> _What you will do_:
Return each line containing "язання".

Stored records
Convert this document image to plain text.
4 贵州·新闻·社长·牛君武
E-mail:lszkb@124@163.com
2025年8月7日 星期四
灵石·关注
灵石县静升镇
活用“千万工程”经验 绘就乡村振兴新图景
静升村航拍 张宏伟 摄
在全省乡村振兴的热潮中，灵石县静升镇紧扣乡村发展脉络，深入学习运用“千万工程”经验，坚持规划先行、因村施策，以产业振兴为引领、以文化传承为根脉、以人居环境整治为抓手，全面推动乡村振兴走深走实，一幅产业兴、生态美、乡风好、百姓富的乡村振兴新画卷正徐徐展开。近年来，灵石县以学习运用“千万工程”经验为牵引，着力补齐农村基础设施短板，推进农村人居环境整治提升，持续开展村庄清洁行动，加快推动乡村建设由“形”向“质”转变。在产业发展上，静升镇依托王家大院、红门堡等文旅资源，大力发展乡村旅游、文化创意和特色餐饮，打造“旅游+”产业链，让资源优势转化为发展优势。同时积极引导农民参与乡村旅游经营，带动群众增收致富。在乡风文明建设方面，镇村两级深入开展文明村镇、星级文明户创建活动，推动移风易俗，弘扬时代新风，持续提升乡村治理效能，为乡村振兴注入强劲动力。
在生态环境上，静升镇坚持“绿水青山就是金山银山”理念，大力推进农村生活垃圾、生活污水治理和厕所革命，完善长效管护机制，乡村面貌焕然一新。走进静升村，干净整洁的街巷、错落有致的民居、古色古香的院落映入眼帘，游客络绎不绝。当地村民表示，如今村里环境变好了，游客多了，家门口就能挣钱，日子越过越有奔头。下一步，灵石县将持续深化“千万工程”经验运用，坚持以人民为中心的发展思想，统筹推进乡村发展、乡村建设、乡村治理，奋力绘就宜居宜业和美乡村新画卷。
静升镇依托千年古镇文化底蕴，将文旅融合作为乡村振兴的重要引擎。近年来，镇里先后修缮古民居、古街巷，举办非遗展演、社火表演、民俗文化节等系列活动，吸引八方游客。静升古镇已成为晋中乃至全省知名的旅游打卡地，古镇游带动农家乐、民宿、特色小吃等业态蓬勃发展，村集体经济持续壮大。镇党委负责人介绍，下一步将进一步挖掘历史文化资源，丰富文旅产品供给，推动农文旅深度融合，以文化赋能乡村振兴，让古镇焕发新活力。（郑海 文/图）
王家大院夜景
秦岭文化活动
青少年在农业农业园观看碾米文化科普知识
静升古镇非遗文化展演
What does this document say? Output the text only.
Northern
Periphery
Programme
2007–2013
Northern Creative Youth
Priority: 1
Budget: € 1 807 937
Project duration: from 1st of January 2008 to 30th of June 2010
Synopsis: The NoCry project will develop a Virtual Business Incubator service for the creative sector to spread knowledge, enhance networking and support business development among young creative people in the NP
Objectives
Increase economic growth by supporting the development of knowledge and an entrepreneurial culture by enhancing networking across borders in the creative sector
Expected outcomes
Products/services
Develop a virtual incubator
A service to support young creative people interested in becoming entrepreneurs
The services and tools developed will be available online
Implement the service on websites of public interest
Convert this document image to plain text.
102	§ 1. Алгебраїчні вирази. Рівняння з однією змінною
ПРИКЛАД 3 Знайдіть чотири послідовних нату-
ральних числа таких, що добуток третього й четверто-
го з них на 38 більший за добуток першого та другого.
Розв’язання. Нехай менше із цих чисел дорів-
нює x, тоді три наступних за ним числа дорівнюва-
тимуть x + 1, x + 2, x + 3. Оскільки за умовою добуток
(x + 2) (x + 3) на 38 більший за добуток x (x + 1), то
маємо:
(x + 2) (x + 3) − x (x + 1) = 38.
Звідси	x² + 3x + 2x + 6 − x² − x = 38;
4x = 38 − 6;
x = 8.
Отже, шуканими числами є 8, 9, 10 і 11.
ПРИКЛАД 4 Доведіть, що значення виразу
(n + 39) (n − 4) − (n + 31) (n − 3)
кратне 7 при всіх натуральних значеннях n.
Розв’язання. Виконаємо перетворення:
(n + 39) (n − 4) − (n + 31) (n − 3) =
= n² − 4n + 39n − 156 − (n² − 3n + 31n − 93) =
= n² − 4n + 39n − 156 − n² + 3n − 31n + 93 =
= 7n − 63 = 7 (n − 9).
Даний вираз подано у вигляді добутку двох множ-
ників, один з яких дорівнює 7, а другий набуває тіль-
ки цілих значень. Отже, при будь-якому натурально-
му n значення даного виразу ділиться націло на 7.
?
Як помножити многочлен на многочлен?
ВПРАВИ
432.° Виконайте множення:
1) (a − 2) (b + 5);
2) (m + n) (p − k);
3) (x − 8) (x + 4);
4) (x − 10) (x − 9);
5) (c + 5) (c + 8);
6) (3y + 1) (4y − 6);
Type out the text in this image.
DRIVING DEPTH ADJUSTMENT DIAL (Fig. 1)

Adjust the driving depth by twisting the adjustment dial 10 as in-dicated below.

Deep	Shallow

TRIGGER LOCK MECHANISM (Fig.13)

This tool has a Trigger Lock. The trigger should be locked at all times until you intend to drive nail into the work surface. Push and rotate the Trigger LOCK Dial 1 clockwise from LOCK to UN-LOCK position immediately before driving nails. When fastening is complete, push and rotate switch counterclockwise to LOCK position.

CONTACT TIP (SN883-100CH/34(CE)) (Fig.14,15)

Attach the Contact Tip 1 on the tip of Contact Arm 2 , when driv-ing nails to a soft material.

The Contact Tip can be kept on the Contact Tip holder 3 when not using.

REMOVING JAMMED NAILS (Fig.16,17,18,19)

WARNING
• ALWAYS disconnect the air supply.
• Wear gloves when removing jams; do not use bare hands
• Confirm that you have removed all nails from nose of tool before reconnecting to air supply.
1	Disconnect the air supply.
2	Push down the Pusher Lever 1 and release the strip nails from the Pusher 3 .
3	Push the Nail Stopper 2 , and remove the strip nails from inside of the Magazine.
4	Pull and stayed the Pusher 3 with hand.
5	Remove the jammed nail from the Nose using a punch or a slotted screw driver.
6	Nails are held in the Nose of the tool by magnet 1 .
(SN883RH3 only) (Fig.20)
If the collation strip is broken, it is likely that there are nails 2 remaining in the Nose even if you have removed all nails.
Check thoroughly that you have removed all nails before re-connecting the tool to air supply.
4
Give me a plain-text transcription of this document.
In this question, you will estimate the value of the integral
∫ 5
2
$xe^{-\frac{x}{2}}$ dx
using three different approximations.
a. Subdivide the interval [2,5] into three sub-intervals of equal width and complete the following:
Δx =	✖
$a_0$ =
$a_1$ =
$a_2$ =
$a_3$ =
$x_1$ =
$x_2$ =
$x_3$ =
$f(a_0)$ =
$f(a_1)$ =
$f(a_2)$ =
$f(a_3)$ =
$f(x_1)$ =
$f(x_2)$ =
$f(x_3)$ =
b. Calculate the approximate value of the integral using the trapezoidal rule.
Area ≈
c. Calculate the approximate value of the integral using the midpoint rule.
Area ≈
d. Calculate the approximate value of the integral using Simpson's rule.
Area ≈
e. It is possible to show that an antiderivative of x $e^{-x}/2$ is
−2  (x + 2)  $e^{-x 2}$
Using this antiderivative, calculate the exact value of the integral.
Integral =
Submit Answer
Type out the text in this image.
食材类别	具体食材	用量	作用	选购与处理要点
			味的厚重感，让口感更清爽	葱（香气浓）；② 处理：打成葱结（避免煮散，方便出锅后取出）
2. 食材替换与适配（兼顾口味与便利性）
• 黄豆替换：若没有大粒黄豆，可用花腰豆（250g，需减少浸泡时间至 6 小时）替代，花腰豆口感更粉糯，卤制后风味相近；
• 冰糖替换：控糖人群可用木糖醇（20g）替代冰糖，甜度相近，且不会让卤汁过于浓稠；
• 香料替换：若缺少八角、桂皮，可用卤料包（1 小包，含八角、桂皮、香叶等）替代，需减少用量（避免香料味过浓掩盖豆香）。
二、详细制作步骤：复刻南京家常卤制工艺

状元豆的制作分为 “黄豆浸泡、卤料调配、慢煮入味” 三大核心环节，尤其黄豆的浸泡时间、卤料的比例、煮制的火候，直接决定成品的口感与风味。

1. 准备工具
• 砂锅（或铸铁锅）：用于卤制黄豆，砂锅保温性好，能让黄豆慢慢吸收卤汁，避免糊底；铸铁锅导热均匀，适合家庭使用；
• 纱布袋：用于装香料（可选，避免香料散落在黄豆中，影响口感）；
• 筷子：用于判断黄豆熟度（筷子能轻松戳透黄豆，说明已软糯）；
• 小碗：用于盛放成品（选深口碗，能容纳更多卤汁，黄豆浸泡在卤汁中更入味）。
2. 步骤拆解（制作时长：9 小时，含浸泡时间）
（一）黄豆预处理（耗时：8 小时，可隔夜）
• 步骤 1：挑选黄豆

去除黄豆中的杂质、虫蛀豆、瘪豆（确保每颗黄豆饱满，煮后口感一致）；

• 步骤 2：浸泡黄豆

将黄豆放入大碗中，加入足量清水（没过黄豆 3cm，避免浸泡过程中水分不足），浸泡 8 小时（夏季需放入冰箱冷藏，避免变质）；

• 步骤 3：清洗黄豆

> _Task response_:
Розв’язання. Нехай менше із цих чисел дорів-
Розв’язання. Виконаємо перетворення:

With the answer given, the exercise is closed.